The records below must be transcribed exactly. Do not include the pictures.

— begin —

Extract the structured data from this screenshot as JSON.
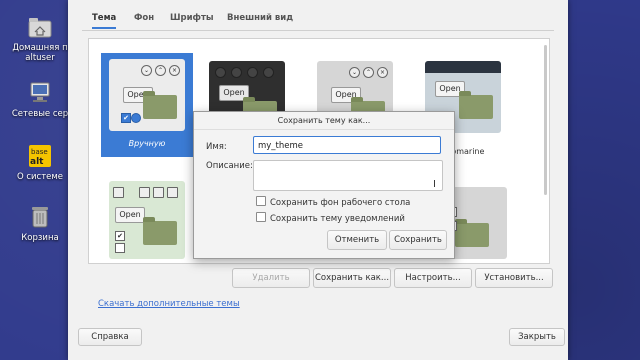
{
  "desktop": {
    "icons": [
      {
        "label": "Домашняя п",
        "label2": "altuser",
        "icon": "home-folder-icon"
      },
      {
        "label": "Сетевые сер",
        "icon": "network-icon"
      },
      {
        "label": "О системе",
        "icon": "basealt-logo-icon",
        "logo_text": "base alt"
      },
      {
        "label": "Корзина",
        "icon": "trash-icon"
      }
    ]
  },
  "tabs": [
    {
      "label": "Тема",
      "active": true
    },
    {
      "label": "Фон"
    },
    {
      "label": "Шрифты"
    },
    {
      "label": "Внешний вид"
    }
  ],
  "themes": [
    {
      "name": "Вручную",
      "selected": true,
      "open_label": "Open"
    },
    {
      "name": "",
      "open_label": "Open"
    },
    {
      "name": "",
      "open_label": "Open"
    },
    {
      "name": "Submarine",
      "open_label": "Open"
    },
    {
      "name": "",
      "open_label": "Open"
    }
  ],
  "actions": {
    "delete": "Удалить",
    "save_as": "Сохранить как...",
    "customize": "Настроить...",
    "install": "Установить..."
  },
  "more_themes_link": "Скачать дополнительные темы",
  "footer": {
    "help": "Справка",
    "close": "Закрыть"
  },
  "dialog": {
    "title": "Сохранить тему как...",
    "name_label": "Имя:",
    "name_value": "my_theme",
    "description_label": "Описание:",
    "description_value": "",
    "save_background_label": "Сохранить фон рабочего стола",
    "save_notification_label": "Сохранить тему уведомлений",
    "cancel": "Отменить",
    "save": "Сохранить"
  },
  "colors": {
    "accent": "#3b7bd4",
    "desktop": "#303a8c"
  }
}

— end —

# [OUTPUT OF THE EXERCISE]
Extract the structured data from this screenshot as JSON.
{
  "desktop": {
    "icons": [
      {
        "label": "Домашняя п",
        "label2": "altuser",
        "icon": "home-folder-icon"
      },
      {
        "label": "Сетевые сер",
        "icon": "network-icon"
      },
      {
        "label": "О системе",
        "icon": "basealt-logo-icon",
        "logo_text": "base alt"
      },
      {
        "label": "Корзина",
        "icon": "trash-icon"
      }
    ]
  },
  "tabs": [
    {
      "label": "Тема",
      "active": true
    },
    {
      "label": "Фон"
    },
    {
      "label": "Шрифты"
    },
    {
      "label": "Внешний вид"
    }
  ],
  "themes": [
    {
      "name": "Вручную",
      "selected": true,
      "open_label": "Open"
    },
    {
      "name": "",
      "open_label": "Open"
    },
    {
      "name": "",
      "open_label": "Open"
    },
    {
      "name": "Submarine",
      "open_label": "Open"
    },
    {
      "name": "",
      "open_label": "Open"
    }
  ],
  "actions": {
    "delete": "Удалить",
    "save_as": "Сохранить как...",
    "customize": "Настроить...",
    "install": "Установить..."
  },
  "more_themes_link": "Скачать дополнительные темы",
  "footer": {
    "help": "Справка",
    "close": "Закрыть"
  },
  "dialog": {
    "title": "Сохранить тему как...",
    "name_label": "Имя:",
    "name_value": "my_theme",
    "description_label": "Описание:",
    "description_value": "",
    "save_background_label": "Сохранить фон рабочего стола",
    "save_notification_label": "Сохранить тему уведомлений",
    "cancel": "Отменить",
    "save": "Сохранить"
  },
  "colors": {
    "accent": "#3b7bd4",
    "desktop": "#303a8c"
  }
}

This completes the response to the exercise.